**GOAL:** Pick out the lines containing "image".

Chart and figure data
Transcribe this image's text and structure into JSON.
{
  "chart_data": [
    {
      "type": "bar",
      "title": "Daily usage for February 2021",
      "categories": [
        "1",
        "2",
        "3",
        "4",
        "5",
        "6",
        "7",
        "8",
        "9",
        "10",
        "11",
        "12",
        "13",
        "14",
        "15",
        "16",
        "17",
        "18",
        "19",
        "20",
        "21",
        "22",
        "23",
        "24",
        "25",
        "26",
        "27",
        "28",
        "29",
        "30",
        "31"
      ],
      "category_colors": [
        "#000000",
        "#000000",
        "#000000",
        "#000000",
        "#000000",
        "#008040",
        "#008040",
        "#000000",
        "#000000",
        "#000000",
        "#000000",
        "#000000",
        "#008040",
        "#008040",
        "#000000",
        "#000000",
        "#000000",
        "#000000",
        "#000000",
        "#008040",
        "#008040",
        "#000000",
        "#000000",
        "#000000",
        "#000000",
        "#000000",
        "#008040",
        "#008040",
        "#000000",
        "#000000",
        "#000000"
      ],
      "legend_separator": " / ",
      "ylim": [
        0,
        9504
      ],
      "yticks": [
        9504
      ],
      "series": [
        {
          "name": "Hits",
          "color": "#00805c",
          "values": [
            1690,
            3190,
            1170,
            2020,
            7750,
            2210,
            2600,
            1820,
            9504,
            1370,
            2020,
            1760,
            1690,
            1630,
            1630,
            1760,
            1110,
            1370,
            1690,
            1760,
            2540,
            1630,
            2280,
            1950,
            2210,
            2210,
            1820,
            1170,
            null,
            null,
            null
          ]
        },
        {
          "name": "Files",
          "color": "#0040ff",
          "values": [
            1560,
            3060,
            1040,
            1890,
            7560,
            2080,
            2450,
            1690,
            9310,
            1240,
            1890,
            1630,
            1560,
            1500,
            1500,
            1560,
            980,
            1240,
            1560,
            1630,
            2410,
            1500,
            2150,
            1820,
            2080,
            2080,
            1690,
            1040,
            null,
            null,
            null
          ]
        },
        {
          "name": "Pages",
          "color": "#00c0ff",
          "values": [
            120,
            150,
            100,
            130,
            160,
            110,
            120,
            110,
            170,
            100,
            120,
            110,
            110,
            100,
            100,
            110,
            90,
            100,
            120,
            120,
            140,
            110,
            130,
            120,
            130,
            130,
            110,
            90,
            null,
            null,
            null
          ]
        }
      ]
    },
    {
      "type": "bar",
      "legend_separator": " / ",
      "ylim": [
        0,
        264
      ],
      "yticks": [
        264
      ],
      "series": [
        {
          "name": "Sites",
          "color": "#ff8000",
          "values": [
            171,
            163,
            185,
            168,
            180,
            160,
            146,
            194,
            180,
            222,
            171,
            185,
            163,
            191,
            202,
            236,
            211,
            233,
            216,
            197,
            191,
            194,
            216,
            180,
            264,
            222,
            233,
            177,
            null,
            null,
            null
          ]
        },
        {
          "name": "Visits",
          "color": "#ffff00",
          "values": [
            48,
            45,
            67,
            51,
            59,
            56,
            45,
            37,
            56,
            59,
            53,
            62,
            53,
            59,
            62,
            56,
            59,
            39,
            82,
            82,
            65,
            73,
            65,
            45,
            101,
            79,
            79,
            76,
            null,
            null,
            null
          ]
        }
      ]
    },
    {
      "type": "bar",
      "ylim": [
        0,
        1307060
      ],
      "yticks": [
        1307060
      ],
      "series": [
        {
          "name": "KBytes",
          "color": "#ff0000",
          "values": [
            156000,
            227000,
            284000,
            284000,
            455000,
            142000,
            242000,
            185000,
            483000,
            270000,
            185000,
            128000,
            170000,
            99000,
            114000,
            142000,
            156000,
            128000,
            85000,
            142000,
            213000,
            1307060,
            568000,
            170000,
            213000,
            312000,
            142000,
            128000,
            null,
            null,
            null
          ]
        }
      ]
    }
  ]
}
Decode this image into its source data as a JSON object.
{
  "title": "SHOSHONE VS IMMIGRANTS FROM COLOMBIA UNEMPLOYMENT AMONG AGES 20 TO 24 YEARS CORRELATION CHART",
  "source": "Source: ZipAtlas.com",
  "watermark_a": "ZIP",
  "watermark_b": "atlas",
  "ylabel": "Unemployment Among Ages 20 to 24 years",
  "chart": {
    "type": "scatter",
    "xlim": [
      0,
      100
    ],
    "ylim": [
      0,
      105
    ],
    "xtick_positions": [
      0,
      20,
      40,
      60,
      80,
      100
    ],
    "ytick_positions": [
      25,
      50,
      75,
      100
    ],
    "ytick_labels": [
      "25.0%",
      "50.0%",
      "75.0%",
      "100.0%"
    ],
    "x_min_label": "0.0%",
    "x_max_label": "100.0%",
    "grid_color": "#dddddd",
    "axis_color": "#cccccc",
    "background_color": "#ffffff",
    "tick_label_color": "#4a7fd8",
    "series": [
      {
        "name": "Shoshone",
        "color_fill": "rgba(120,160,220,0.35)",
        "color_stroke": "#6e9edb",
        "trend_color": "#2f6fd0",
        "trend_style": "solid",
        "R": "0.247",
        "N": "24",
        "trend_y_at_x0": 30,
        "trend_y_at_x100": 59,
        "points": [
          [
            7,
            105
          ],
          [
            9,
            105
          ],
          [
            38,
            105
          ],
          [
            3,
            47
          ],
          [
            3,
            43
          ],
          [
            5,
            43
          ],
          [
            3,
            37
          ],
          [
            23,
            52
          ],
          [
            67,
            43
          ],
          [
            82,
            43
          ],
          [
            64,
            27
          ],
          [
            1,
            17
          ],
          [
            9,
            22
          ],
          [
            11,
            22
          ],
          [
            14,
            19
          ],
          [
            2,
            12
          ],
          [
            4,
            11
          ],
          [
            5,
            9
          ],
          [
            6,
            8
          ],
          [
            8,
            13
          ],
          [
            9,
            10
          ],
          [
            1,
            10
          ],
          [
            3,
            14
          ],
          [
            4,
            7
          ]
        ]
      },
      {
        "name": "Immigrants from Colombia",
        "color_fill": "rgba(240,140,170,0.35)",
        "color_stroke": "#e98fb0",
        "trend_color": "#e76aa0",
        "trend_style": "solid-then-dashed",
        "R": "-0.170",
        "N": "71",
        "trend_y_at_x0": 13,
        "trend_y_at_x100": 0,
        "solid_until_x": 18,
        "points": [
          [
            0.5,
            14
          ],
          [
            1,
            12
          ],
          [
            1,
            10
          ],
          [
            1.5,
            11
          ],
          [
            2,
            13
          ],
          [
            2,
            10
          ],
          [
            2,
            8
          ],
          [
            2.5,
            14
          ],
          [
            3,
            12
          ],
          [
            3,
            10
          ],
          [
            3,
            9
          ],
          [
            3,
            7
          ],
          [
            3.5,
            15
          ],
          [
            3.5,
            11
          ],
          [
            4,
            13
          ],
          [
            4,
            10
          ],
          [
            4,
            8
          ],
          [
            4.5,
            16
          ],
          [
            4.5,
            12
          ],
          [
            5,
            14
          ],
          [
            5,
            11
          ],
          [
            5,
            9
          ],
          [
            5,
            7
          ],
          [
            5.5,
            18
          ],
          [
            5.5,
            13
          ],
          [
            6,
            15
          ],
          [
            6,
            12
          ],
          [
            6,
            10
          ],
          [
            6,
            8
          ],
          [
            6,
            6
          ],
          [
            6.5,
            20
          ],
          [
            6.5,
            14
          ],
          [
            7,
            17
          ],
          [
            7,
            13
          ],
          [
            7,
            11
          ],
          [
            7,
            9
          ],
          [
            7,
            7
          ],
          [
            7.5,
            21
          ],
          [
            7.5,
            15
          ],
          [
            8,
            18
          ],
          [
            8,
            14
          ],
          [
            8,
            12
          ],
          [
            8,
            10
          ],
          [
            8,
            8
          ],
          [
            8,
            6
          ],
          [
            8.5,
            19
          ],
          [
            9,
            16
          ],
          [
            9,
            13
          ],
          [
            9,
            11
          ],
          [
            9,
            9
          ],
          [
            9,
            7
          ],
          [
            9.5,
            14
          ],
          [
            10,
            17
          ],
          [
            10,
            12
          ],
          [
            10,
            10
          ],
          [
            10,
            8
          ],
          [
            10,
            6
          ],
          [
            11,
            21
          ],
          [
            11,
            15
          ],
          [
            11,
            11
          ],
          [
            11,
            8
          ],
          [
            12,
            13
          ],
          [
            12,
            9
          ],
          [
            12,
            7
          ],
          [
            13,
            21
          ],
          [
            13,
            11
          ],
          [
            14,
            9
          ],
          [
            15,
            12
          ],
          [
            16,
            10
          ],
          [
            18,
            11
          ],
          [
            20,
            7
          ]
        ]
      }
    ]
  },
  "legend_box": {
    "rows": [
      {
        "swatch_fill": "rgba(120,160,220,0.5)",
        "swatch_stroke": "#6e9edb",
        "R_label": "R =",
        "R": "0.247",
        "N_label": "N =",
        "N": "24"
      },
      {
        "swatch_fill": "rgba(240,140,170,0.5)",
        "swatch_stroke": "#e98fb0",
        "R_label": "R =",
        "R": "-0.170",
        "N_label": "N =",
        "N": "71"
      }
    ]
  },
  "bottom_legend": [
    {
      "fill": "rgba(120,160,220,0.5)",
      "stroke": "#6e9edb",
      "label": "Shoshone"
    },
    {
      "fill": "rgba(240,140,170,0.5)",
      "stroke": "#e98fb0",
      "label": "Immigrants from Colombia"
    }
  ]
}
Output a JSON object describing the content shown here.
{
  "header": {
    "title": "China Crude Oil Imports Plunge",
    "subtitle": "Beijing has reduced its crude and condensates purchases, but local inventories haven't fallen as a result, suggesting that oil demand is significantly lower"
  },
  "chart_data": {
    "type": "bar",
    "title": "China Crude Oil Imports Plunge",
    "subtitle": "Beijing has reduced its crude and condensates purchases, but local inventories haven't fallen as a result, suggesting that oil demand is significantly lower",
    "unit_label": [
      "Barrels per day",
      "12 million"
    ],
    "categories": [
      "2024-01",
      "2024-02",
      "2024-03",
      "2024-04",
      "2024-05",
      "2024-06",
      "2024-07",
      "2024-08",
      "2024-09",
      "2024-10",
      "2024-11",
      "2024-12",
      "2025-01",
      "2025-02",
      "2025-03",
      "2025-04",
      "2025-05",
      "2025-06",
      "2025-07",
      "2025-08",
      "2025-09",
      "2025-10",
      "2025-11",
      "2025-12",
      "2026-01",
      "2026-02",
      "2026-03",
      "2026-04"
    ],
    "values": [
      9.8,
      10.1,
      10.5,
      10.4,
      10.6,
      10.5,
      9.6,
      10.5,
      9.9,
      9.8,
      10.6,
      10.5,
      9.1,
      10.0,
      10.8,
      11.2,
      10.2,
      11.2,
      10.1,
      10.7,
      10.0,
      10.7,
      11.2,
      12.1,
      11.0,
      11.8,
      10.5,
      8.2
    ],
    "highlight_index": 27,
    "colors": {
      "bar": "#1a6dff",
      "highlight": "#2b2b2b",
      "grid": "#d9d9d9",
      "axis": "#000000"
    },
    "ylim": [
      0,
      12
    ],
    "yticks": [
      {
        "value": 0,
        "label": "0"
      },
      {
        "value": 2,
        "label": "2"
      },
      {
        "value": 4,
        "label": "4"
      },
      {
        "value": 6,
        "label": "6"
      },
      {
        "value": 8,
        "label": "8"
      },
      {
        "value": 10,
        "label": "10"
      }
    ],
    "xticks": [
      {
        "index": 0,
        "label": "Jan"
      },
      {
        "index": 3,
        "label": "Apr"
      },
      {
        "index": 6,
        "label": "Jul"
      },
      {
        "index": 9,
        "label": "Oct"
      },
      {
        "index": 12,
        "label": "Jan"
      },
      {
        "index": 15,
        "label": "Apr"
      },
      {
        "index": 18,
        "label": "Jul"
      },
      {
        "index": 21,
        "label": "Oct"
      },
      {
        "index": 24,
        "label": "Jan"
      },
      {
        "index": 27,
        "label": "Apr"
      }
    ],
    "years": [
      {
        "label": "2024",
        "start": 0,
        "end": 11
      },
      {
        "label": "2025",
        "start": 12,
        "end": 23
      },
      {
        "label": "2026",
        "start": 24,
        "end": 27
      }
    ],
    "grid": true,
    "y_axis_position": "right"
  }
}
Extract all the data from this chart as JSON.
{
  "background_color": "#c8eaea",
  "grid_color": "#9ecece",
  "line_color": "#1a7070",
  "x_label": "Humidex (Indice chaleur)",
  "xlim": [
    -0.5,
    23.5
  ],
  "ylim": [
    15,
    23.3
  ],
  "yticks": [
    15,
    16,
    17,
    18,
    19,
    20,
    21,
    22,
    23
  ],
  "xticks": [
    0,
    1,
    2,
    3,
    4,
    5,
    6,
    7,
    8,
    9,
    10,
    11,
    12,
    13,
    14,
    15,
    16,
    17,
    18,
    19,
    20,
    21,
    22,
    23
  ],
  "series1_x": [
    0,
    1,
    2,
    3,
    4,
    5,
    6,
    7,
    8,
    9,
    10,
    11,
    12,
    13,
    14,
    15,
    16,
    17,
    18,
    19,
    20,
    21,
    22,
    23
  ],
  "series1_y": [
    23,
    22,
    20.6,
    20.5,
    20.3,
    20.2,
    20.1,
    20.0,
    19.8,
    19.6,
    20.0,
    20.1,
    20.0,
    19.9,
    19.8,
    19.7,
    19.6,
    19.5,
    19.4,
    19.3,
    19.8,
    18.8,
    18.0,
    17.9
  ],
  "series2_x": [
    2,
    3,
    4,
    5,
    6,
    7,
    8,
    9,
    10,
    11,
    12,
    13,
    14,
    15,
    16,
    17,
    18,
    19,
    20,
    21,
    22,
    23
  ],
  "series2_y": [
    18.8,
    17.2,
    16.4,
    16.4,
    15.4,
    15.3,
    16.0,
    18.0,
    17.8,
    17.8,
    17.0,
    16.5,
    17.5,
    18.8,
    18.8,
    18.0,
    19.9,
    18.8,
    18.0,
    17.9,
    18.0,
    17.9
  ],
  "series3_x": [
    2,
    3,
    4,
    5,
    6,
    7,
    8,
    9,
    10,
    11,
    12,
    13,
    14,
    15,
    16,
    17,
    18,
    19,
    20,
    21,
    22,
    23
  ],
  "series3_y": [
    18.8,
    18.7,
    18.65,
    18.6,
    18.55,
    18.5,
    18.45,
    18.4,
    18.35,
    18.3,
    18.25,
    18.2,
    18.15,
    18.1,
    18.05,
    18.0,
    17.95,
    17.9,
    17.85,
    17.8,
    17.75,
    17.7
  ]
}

**OUTPUT OF THE TASK:**
Transcribe this image's text and structure into JSON.
Decode this image into its source data as a JSON object.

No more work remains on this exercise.